Below are records to transcribe exactly, without their pictures.

--- begin Records ---

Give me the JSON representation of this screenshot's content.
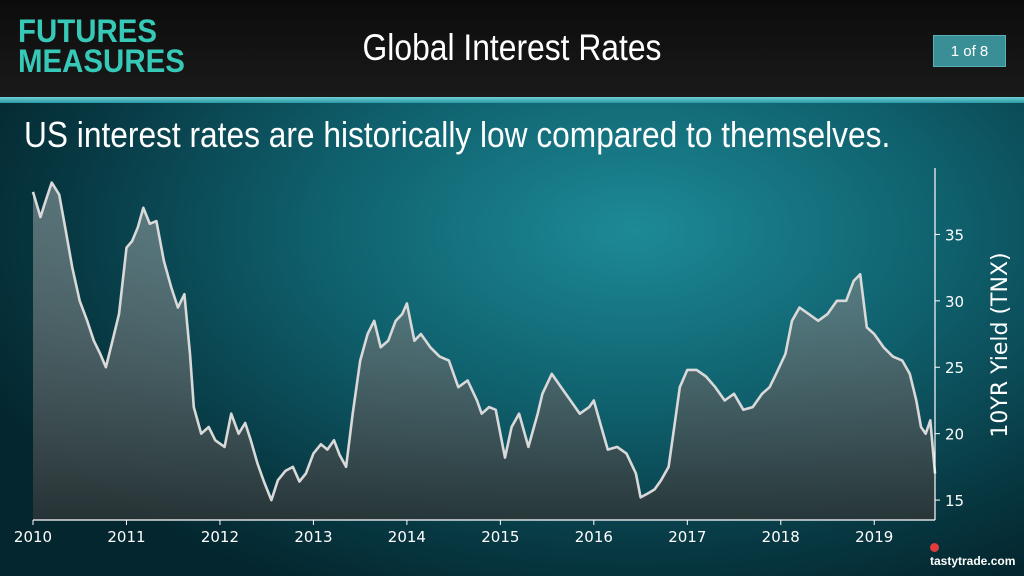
{
  "header": {
    "logo_line1": "FUTURES",
    "logo_line2": "MEASURES",
    "title": "Global Interest Rates",
    "page_indicator": "1 of 8"
  },
  "subtitle": "US interest rates are historically low compared to themselves.",
  "branding": {
    "text": "tastytrade.com"
  },
  "colors": {
    "accent": "#37c9b8",
    "line": "#d9d9d9",
    "page_badge": "#3a8f97"
  },
  "chart_data": {
    "type": "area",
    "title": "",
    "xlabel": "",
    "ylabel": "10YR Yield (TNX)",
    "y_axis_position": "right",
    "xlim": [
      2010.0,
      2019.65
    ],
    "ylim": [
      13.5,
      40.0
    ],
    "x_ticks": [
      2010,
      2011,
      2012,
      2013,
      2014,
      2015,
      2016,
      2017,
      2018,
      2019
    ],
    "y_ticks": [
      15,
      20,
      25,
      30,
      35
    ],
    "grid": false,
    "series": [
      {
        "name": "",
        "x": [
          2010.0,
          2010.08,
          2010.12,
          2010.2,
          2010.28,
          2010.35,
          2010.42,
          2010.5,
          2010.58,
          2010.65,
          2010.72,
          2010.78,
          2010.85,
          2010.92,
          2011.0,
          2011.06,
          2011.12,
          2011.18,
          2011.25,
          2011.32,
          2011.4,
          2011.48,
          2011.55,
          2011.62,
          2011.68,
          2011.72,
          2011.8,
          2011.88,
          2011.95,
          2012.05,
          2012.12,
          2012.2,
          2012.27,
          2012.33,
          2012.4,
          2012.47,
          2012.55,
          2012.62,
          2012.7,
          2012.78,
          2012.85,
          2012.92,
          2013.0,
          2013.08,
          2013.15,
          2013.22,
          2013.28,
          2013.35,
          2013.42,
          2013.5,
          2013.58,
          2013.65,
          2013.72,
          2013.8,
          2013.88,
          2013.95,
          2014.0,
          2014.08,
          2014.15,
          2014.25,
          2014.35,
          2014.45,
          2014.55,
          2014.65,
          2014.75,
          2014.8,
          2014.88,
          2014.95,
          2015.05,
          2015.12,
          2015.2,
          2015.3,
          2015.4,
          2015.45,
          2015.55,
          2015.65,
          2015.75,
          2015.85,
          2015.95,
          2016.0,
          2016.08,
          2016.15,
          2016.25,
          2016.35,
          2016.45,
          2016.5,
          2016.58,
          2016.65,
          2016.72,
          2016.8,
          2016.85,
          2016.92,
          2017.0,
          2017.1,
          2017.2,
          2017.3,
          2017.4,
          2017.5,
          2017.6,
          2017.7,
          2017.8,
          2017.88,
          2017.95,
          2018.05,
          2018.12,
          2018.2,
          2018.3,
          2018.4,
          2018.5,
          2018.6,
          2018.7,
          2018.78,
          2018.85,
          2018.92,
          2019.0,
          2019.1,
          2019.2,
          2019.3,
          2019.38,
          2019.45,
          2019.5,
          2019.55,
          2019.6,
          2019.65
        ],
        "values": [
          38.2,
          36.3,
          37.2,
          38.9,
          38.0,
          35.3,
          32.5,
          30.0,
          28.5,
          27.0,
          26.0,
          25.0,
          27.0,
          29.0,
          34.0,
          34.5,
          35.5,
          37.0,
          35.8,
          36.0,
          33.0,
          31.0,
          29.5,
          30.5,
          26.0,
          22.0,
          20.0,
          20.5,
          19.5,
          19.0,
          21.5,
          20.0,
          20.8,
          19.5,
          17.8,
          16.4,
          15.0,
          16.5,
          17.2,
          17.5,
          16.4,
          17.0,
          18.5,
          19.2,
          18.8,
          19.5,
          18.4,
          17.5,
          21.5,
          25.5,
          27.5,
          28.5,
          26.5,
          27.0,
          28.5,
          29.0,
          29.8,
          27.0,
          27.5,
          26.5,
          25.8,
          25.5,
          23.5,
          24.0,
          22.5,
          21.5,
          22.0,
          21.8,
          18.2,
          20.5,
          21.5,
          19.0,
          21.5,
          23.0,
          24.5,
          23.5,
          22.5,
          21.5,
          22.0,
          22.5,
          20.5,
          18.8,
          19.0,
          18.5,
          17.0,
          15.2,
          15.5,
          15.8,
          16.5,
          17.5,
          20.0,
          23.5,
          24.8,
          24.8,
          24.3,
          23.5,
          22.5,
          23.0,
          21.8,
          22.0,
          23.0,
          23.5,
          24.5,
          26.0,
          28.5,
          29.5,
          29.0,
          28.5,
          29.0,
          30.0,
          30.0,
          31.5,
          32.0,
          28.0,
          27.5,
          26.5,
          25.8,
          25.5,
          24.5,
          22.5,
          20.5,
          20.0,
          21.0,
          17.0
        ]
      }
    ]
  }
}
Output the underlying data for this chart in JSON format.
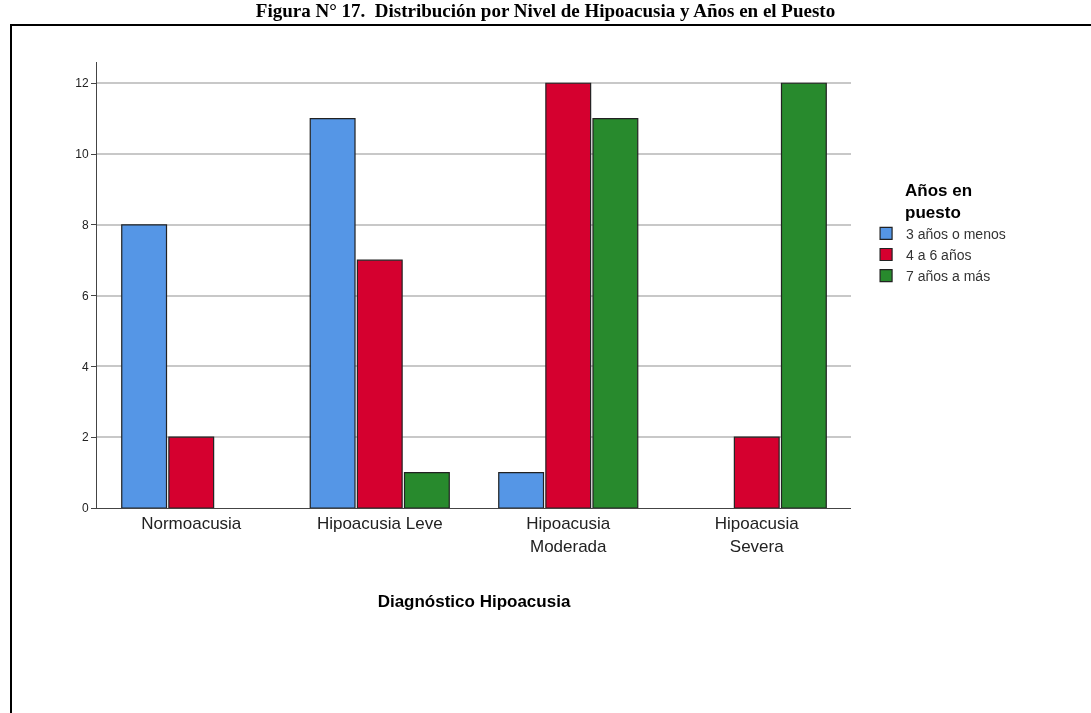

--- end Records ---

* _Answer for the task_
Give me the JSON representation of this screenshot's content.
{
  "header": {
    "logo_line1": "FUTURES",
    "logo_line2": "MEASURES",
    "title": "Global Interest Rates",
    "page_indicator": "1 of 8"
  },
  "subtitle": "US interest rates are historically low compared to themselves.",
  "branding": {
    "text": "tastytrade.com"
  },
  "colors": {
    "accent": "#37c9b8",
    "line": "#d9d9d9",
    "page_badge": "#3a8f97"
  },
  "chart_data": {
    "type": "area",
    "title": "",
    "xlabel": "",
    "ylabel": "10YR Yield (TNX)",
    "y_axis_position": "right",
    "xlim": [
      2010.0,
      2019.65
    ],
    "ylim": [
      13.5,
      40.0
    ],
    "x_ticks": [
      2010,
      2011,
      2012,
      2013,
      2014,
      2015,
      2016,
      2017,
      2018,
      2019
    ],
    "y_ticks": [
      15,
      20,
      25,
      30,
      35
    ],
    "grid": false,
    "series": [
      {
        "name": "",
        "x": [
          2010.0,
          2010.08,
          2010.12,
          2010.2,
          2010.28,
          2010.35,
          2010.42,
          2010.5,
          2010.58,
          2010.65,
          2010.72,
          2010.78,
          2010.85,
          2010.92,
          2011.0,
          2011.06,
          2011.12,
          2011.18,
          2011.25,
          2011.32,
          2011.4,
          2011.48,
          2011.55,
          2011.62,
          2011.68,
          2011.72,
          2011.8,
          2011.88,
          2011.95,
          2012.05,
          2012.12,
          2012.2,
          2012.27,
          2012.33,
          2012.4,
          2012.47,
          2012.55,
          2012.62,
          2012.7,
          2012.78,
          2012.85,
          2012.92,
          2013.0,
          2013.08,
          2013.15,
          2013.22,
          2013.28,
          2013.35,
          2013.42,
          2013.5,
          2013.58,
          2013.65,
          2013.72,
          2013.8,
          2013.88,
          2013.95,
          2014.0,
          2014.08,
          2014.15,
          2014.25,
          2014.35,
          2014.45,
          2014.55,
          2014.65,
          2014.75,
          2014.8,
          2014.88,
          2014.95,
          2015.05,
          2015.12,
          2015.2,
          2015.3,
          2015.4,
          2015.45,
          2015.55,
          2015.65,
          2015.75,
          2015.85,
          2015.95,
          2016.0,
          2016.08,
          2016.15,
          2016.25,
          2016.35,
          2016.45,
          2016.5,
          2016.58,
          2016.65,
          2016.72,
          2016.8,
          2016.85,
          2016.92,
          2017.0,
          2017.1,
          2017.2,
          2017.3,
          2017.4,
          2017.5,
          2017.6,
          2017.7,
          2017.8,
          2017.88,
          2017.95,
          2018.05,
          2018.12,
          2018.2,
          2018.3,
          2018.4,
          2018.5,
          2018.6,
          2018.7,
          2018.78,
          2018.85,
          2018.92,
          2019.0,
          2019.1,
          2019.2,
          2019.3,
          2019.38,
          2019.45,
          2019.5,
          2019.55,
          2019.6,
          2019.65
        ],
        "values": [
          38.2,
          36.3,
          37.2,
          38.9,
          38.0,
          35.3,
          32.5,
          30.0,
          28.5,
          27.0,
          26.0,
          25.0,
          27.0,
          29.0,
          34.0,
          34.5,
          35.5,
          37.0,
          35.8,
          36.0,
          33.0,
          31.0,
          29.5,
          30.5,
          26.0,
          22.0,
          20.0,
          20.5,
          19.5,
          19.0,
          21.5,
          20.0,
          20.8,
          19.5,
          17.8,
          16.4,
          15.0,
          16.5,
          17.2,
          17.5,
          16.4,
          17.0,
          18.5,
          19.2,
          18.8,
          19.5,
          18.4,
          17.5,
          21.5,
          25.5,
          27.5,
          28.5,
          26.5,
          27.0,
          28.5,
          29.0,
          29.8,
          27.0,
          27.5,
          26.5,
          25.8,
          25.5,
          23.5,
          24.0,
          22.5,
          21.5,
          22.0,
          21.8,
          18.2,
          20.5,
          21.5,
          19.0,
          21.5,
          23.0,
          24.5,
          23.5,
          22.5,
          21.5,
          22.0,
          22.5,
          20.5,
          18.8,
          19.0,
          18.5,
          17.0,
          15.2,
          15.5,
          15.8,
          16.5,
          17.5,
          20.0,
          23.5,
          24.8,
          24.8,
          24.3,
          23.5,
          22.5,
          23.0,
          21.8,
          22.0,
          23.0,
          23.5,
          24.5,
          26.0,
          28.5,
          29.5,
          29.0,
          28.5,
          29.0,
          30.0,
          30.0,
          31.5,
          32.0,
          28.0,
          27.5,
          26.5,
          25.8,
          25.5,
          24.5,
          22.5,
          20.5,
          20.0,
          21.0,
          17.0
        ]
      }
    ]
  }
}
Output the underlying data for this chart in JSON format.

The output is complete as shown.